◆ SOURCE DOCUMENT:
▬▬▬▬▬▬▬▬▬▬

Summer is the time when many family researchers emerge from homes and libraries to visit cemeteries and look for family gravestones. As they find some stones in a less-than-perfect appearance, some may want to take action and clean the stone.
Cleaning gravestones brings up several questions — and not just about how to do it. There are other questions, such as: should the stone be cleaned at all, does the material of the stone dictate how to treat it, how often should you clean a particular stone, and should you clean a random stone of someone not in your family? Different experts and advocates in the field have differing opinions on some of these issues.
A physician takes an oath to first “do no harm,” and those words should also apply to someone setting out to clean gravestones. First look at the material the stone is made of. Some of the oldest stones are slate, shale, limestone, or sandstone. As they age, these often crack, crumble, flake, or scale. If is it an old hand-carved fieldstone, leave it alone. It is too old and fragile to be cleaned. Just gently sweep the dirt off of its surface with a very soft whisk-broom or brush, or blow the dust off. Take pictures of these stones in various angles of lighting and save the pictures for posterity because the stones won’t be here forever. If the grave is important to you, consider getting another more permanent marker to place on the grave as the fieldstone crumbles or becomes unreadable.

▬▬▬▬▬▬▬▬▬▬

◆ PARTS OF THE EXERCISE:
**a)** Translate this sentence from the gravestone-cleaning text into Spanish: "Some of the oldest stones are slate, shale, limestone, or sandstone."
**b)** Please pick up the gravestone-cleaning text after its final sentence and carry it forward.

◆ SUPPLIED INFORMATION:
▬▬▬▬▬▬▬▬▬▬

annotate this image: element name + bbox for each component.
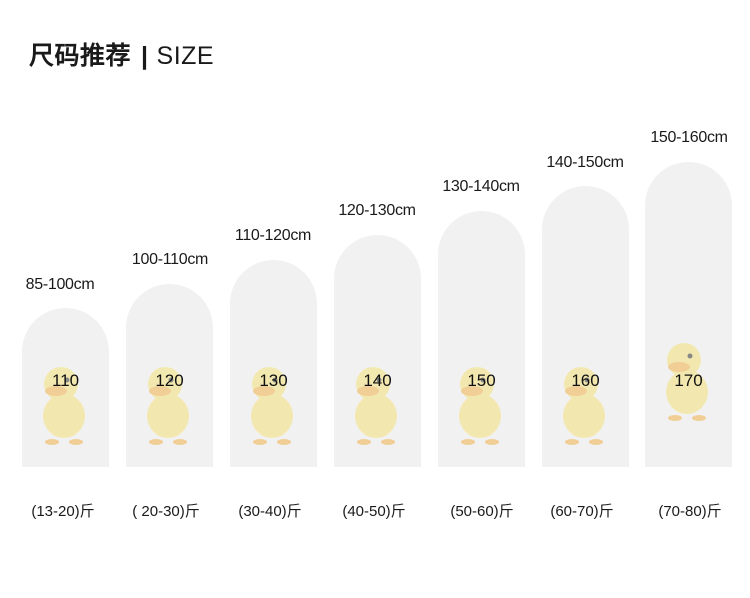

▬▬▬▬▬▬▬▬▬▬

◆ RESULTS FOR THE EXERCISE:
**a)** Algunas de las piedras más antiguas son de pizarra, lutita, caliza o arenisca.

**b)**
When deciding whether to clean a stone, first assess it to see if it is really dirty, or just aging naturally. An aging stone need not be cleaned because every act of cleaning causes a small amount of further erosion. Don’t clean a stone just for the sake of honoring the deceased. They are other ways to do that. Decide to clean a stone based on the dirt, grime, and organic growth that may be on it. Some types of soiling you might find on a stone are carbonaceous or sooty soiling, mainly from urban or industrial areas; organic growth including algae, fungi, lichens, and mosses; metallic, rusty, greasy, or oily stains; general dirt and grime; and efflorescence (salts).
Also consider the character of the overall cemetery when cleaning stones. The goal is not to make an old and aging stone “look like new” and stand out in an older cemetery, but to conserve the stone and protect it without doing further harm. There is nothing wrong with normally aging stones, and cleaning them for the sake of making them look like new would be similar to polishing the green patina off the Statue of Liberty just because it can be done.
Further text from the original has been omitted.